◆ DIRECTIVE
Images should be left out, and everything else in the listing reproduced exactly.

◆ RECORDS SUPPLIED
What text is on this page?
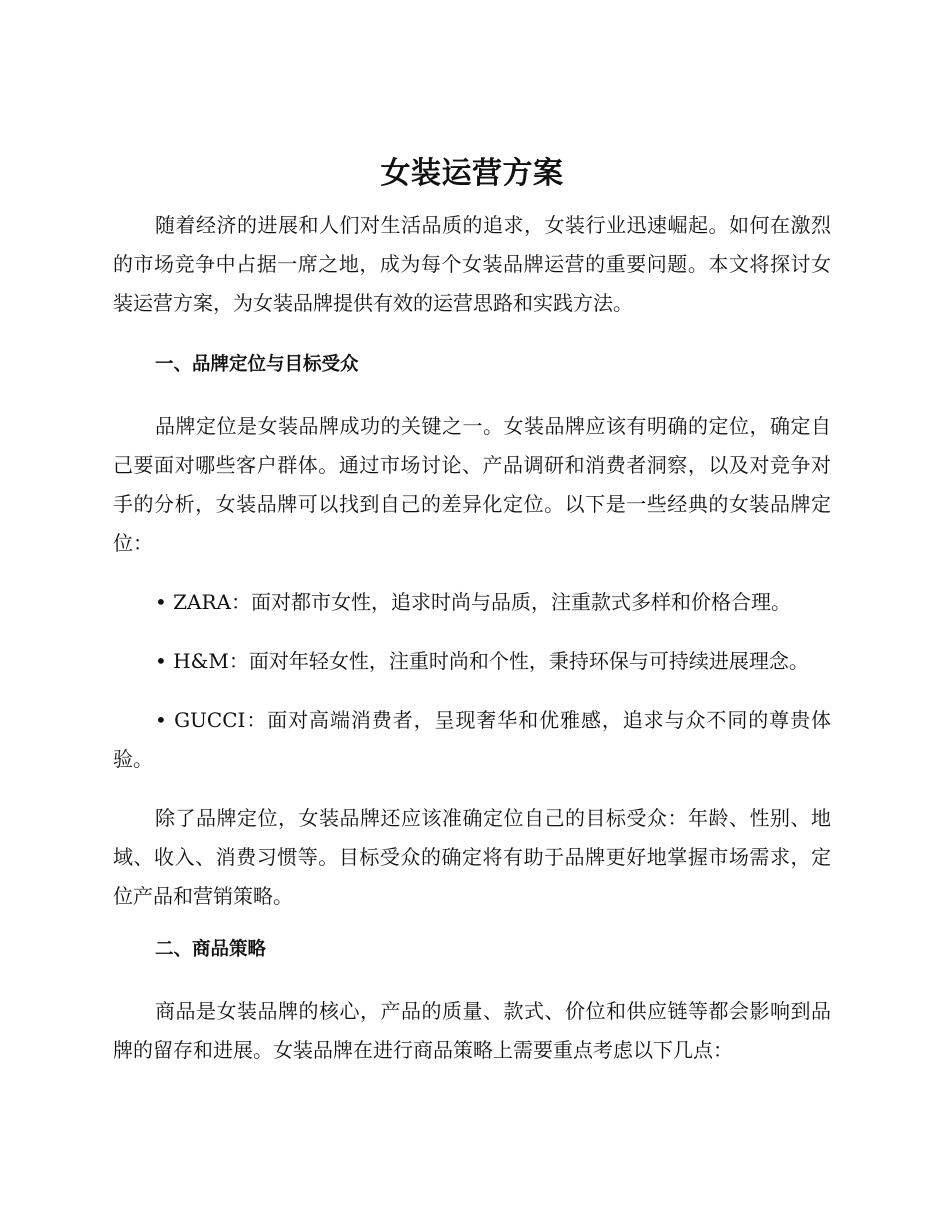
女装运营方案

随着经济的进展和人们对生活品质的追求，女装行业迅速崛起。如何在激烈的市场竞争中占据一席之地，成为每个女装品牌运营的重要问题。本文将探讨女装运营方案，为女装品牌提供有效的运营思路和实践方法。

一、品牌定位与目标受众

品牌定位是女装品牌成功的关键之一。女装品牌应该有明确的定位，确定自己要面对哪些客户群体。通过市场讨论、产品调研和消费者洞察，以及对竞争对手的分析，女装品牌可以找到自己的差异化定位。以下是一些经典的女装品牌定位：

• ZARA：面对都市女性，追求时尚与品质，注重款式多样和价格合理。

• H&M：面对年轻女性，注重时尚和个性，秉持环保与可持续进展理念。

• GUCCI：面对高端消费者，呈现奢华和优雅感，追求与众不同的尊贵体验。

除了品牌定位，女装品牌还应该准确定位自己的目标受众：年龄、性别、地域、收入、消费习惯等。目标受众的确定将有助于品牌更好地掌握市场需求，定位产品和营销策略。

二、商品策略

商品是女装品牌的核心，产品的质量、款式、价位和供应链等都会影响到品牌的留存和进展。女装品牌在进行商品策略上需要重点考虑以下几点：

◆ EXERCISE RESULT
What text is on this page?
女装运营方案

随着经济的进展和人们对生活品质的追求，女装行业迅速崛起。如何在激烈的市场竞争中占据一席之地，成为每个女装品牌运营的重要问题。本文将探讨女装运营方案，为女装品牌提供有效的运营思路和实践方法。

一、品牌定位与目标受众

品牌定位是女装品牌成功的关键之一。女装品牌应该有明确的定位，确定自己要面对哪些客户群体。通过市场讨论、产品调研和消费者洞察，以及对竞争对手的分析，女装品牌可以找到自己的差异化定位。以下是一些经典的女装品牌定位：

• ZARA：面对都市女性，追求时尚与品质，注重款式多样和价格合理。

• H&M：面对年轻女性，注重时尚和个性，秉持环保与可持续进展理念。

• GUCCI：面对高端消费者，呈现奢华和优雅感，追求与众不同的尊贵体验。

除了品牌定位，女装品牌还应该准确定位自己的目标受众：年龄、性别、地域、收入、消费习惯等。目标受众的确定将有助于品牌更好地掌握市场需求，定位产品和营销策略。

二、商品策略

商品是女装品牌的核心，产品的质量、款式、价位和供应链等都会影响到品牌的留存和进展。女装品牌在进行商品策略上需要重点考虑以下几点：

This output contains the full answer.